▶ _WORK TO BE COMPLETED_:
Every line that contains the word "يقول" should be copied.

Saved entries
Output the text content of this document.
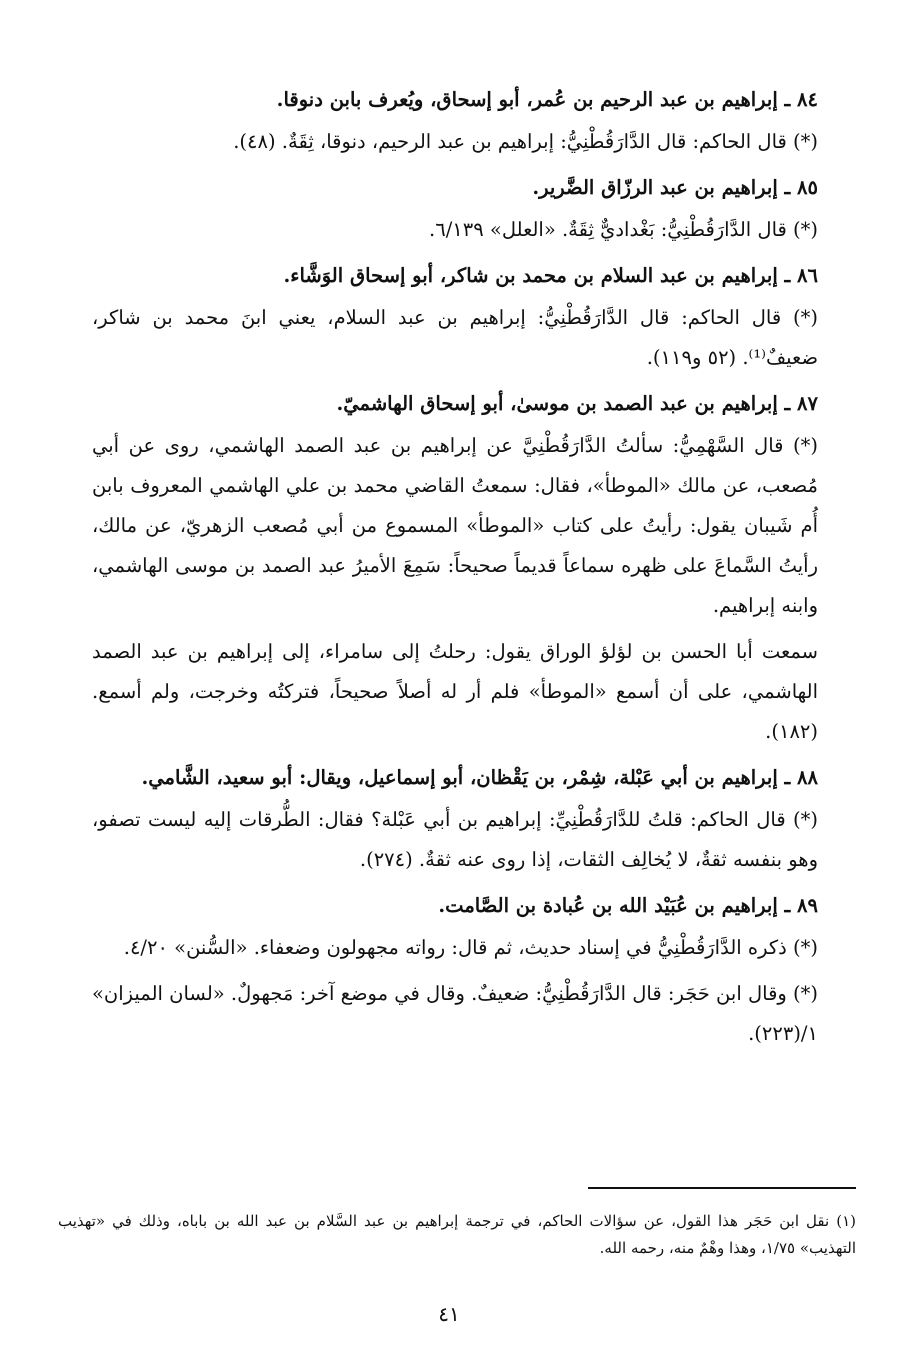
٨٤ ـ إبراهيم بن عبد الرحيم بن عُمر، أبو إسحاق، ويُعرف بابن دنوقا.

(*) قال الحاكم: قال الدَّارَقُطْنِيُّ: إبراهيم بن عبد الرحيم، دنوقا، ثِقَةٌ. (٤٨).

٨٥ ـ إبراهيم بن عبد الرزّاق الضَّرير.

(*) قال الدَّارَقُطْنِيُّ: بَغْداديٌّ ثِقَةٌ. «العلل» ٦/١٣٩.

٨٦ ـ إبراهيم بن عبد السلام بن محمد بن شاكر، أبو إسحاق الوَشَّاء.

(*) قال الحاكم: قال الدَّارَقُطْنِيُّ: إبراهيم بن عبد السلام، يعني ابنَ محمد بن شاكر، ضعيفٌ⁽¹⁾. (٥٢ و١١٩).

٨٧ ـ إبراهيم بن عبد الصمد بن موسىٰ، أبو إسحاق الهاشميّ.

(*) قال السَّهْمِيُّ: سألتُ الدَّارَقُطْنِيَّ عن إبراهيم بن عبد الصمد الهاشمي، روى عن أبي مُصعب، عن مالك «الموطأ»، فقال: سمعتُ القاضي محمد بن علي الهاشمي المعروف بابن أُم شَيبان يقول: رأيتُ على كتاب «الموطأ» المسموع من أبي مُصعب الزهريّ، عن مالك، رأيتُ السَّماعَ على ظهره سماعاً قديماً صحيحاً: سَمِعَ الأميرُ عبد الصمد بن موسى الهاشمي، وابنه إبراهيم.

سمعت أبا الحسن بن لؤلؤ الوراق يقول: رحلتُ إلى سامراء، إلى إبراهيم بن عبد الصمد الهاشمي، على أن أسمع «الموطأ» فلم أر له أصلاً صحيحاً، فتركتُه وخرجت، ولم أسمع. (١٨٢).

٨٨ ـ إبراهيم بن أبي عَبْلة، شِمْر، بن يَقْظان، أبو إسماعيل، ويقال: أبو سعيد، الشَّامي.

(*) قال الحاكم: قلتُ للدَّارَقُطْنِيِّ: إبراهيم بن أبي عَبْلة؟ فقال: الطُّرقات إليه ليست تصفو، وهو بنفسه ثقةٌ، لا يُخالِف الثقات، إذا روى عنه ثقةٌ. (٢٧٤).

٨٩ ـ إبراهيم بن عُبَيْد الله بن عُبادة بن الصَّامت.

(*) ذكره الدَّارَقُطْنِيُّ في إسناد حديث، ثم قال: رواته مجهولون وضعفاء. «السُّنن» ٤/٢٠.

(*) وقال ابن حَجَر: قال الدَّارَقُطْنِيُّ: ضعيفٌ. وقال في موضع آخر: مَجهولٌ. «لسان الميزان» ١/(٢٢٣).

(١) نقل ابن حَجَر هذا القول، عن سؤالات الحاكم، في ترجمة إبراهيم بن عبد السَّلام بن عبد الله بن باباه، وذلك في «تهذيب التهذيب» ١/٧٥، وهذا وهْمٌ منه، رحمه الله.
٤١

▶ _ANSWER TO THE TASK_:
(*) قال السَّهْمِيُّ: سألتُ الدَّارَقُطْنِيَّ عن إبراهيم بن عبد الصمد الهاشمي، روى عن أبي مُصعب، عن مالك «الموطأ»، فقال: سمعتُ القاضي محمد بن علي الهاشمي المعروف بابن أُم شَيبان يقول: رأيتُ على كتاب «الموطأ» المسموع من أبي مُصعب الزهريّ، عن مالك، رأيتُ السَّماعَ على ظهره سماعاً قديماً صحيحاً: سَمِعَ الأميرُ عبد الصمد بن موسى الهاشمي، وابنه إبراهيم.
سمعت أبا الحسن بن لؤلؤ الوراق يقول: رحلتُ إلى سامراء، إلى إبراهيم بن عبد الصمد الهاشمي، على أن أسمع «الموطأ» فلم أر له أصلاً صحيحاً، فتركتُه وخرجت، ولم أسمع. (١٨٢).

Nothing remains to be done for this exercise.